Direction
Look for "honey" in each line of the entries, and return the matching lines.
··· Material for this exercise
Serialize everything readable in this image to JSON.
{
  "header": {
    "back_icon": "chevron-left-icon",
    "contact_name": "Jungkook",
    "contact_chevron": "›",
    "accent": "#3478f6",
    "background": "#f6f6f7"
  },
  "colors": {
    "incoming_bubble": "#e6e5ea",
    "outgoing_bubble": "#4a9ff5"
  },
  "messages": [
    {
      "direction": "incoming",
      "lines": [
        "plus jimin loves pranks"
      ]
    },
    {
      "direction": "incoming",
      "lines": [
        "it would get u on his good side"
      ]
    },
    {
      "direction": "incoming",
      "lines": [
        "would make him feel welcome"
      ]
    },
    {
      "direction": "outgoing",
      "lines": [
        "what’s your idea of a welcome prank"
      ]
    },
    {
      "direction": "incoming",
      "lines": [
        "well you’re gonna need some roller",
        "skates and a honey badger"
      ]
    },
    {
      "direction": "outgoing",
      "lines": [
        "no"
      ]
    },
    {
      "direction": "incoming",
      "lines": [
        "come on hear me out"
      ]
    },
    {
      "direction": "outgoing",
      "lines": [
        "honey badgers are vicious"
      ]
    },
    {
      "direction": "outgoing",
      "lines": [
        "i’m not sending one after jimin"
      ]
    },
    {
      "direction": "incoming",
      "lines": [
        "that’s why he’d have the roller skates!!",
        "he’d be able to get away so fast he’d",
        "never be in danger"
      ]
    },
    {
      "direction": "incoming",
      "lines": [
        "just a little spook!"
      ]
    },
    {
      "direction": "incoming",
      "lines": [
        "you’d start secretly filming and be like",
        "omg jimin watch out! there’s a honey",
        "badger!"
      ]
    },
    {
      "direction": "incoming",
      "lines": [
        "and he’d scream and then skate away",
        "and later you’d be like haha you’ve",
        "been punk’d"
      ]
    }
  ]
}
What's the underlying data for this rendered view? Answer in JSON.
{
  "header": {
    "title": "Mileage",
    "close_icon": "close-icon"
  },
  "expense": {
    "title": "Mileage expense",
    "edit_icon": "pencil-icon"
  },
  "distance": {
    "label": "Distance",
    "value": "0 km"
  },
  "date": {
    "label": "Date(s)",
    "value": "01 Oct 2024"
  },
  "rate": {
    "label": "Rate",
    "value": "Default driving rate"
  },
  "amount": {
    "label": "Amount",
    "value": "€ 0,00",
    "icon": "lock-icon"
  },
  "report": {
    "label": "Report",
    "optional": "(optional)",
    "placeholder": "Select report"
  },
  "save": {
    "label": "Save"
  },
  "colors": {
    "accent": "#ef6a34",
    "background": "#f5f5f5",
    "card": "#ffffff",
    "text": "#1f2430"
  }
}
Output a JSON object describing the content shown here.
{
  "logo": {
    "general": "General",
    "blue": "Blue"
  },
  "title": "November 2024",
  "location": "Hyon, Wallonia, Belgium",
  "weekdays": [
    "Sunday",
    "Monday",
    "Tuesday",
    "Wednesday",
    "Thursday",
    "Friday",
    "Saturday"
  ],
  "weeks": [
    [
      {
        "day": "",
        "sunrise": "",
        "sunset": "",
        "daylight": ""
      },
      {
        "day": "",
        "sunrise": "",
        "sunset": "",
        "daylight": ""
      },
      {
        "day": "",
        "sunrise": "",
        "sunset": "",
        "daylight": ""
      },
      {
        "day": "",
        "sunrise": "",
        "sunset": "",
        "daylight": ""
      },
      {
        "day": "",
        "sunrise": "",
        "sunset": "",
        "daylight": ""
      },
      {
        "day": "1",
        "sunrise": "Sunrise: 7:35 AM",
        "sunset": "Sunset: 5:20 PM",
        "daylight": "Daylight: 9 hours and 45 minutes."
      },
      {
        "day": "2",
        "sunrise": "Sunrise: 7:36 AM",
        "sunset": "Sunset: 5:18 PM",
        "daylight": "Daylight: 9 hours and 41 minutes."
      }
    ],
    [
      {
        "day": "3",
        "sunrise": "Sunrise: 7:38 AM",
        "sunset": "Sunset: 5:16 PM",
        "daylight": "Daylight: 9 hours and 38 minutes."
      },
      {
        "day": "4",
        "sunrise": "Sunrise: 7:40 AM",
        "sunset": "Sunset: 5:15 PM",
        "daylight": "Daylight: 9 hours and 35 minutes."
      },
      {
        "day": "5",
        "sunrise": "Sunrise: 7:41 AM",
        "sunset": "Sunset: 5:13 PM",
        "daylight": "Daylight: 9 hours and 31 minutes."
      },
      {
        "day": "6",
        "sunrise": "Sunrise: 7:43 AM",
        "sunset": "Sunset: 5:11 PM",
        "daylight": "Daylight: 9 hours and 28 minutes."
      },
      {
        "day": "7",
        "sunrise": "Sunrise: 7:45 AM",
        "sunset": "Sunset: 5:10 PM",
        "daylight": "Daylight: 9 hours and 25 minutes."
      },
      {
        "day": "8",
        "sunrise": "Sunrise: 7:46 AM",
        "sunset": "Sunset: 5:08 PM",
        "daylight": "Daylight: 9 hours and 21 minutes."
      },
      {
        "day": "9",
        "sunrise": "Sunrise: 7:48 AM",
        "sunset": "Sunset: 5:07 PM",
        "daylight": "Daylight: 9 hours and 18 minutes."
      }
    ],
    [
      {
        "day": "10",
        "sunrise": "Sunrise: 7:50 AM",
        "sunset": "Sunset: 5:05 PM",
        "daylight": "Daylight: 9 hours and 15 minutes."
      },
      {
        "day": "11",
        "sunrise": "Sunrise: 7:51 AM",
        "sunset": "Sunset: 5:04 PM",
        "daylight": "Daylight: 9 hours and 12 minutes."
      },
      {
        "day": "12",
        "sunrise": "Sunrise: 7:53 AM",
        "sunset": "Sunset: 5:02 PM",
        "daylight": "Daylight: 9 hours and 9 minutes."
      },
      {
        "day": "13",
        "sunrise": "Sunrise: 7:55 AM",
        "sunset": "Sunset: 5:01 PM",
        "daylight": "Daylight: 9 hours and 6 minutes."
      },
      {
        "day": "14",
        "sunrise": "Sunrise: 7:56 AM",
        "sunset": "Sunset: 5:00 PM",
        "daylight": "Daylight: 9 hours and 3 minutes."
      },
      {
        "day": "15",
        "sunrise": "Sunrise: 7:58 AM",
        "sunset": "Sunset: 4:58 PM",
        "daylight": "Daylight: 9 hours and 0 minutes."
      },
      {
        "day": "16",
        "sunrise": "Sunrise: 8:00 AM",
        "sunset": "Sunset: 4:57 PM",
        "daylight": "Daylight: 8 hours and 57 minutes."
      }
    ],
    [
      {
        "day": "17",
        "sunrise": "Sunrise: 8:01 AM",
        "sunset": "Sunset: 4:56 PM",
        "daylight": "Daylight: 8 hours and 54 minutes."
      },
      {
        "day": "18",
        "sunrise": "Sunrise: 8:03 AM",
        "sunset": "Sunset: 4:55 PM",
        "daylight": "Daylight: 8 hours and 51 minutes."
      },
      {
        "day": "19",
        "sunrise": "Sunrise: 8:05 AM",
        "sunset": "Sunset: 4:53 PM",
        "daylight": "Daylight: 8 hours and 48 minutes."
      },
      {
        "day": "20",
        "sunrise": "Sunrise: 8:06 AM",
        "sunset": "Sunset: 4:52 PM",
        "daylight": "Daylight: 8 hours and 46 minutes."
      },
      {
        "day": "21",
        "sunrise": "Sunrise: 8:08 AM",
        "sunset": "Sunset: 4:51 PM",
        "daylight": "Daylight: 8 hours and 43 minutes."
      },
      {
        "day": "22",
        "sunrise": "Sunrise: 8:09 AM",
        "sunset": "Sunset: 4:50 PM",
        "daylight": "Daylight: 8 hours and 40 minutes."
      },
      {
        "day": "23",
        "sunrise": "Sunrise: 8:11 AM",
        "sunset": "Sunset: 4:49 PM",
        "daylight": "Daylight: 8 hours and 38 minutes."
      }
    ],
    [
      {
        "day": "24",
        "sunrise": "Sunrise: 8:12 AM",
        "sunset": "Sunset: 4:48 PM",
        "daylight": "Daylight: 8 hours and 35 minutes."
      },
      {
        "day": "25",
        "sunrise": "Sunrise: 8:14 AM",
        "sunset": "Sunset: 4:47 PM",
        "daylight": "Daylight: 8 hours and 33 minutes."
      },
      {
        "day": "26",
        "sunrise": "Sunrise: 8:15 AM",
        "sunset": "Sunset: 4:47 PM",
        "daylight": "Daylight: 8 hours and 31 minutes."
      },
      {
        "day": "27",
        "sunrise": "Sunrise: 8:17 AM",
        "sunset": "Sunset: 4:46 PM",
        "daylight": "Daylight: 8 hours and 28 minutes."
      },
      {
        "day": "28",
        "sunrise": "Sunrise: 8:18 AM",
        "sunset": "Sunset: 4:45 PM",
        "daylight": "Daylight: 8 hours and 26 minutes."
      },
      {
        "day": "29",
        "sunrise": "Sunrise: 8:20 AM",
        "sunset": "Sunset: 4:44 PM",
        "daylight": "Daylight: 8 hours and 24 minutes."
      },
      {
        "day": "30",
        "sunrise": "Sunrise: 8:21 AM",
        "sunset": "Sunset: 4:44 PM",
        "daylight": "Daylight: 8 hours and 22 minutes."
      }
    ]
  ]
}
······
Full solution
        "skates and a honey badger"
        "honey badgers are vicious"
        "omg jimin watch out! there’s a honey",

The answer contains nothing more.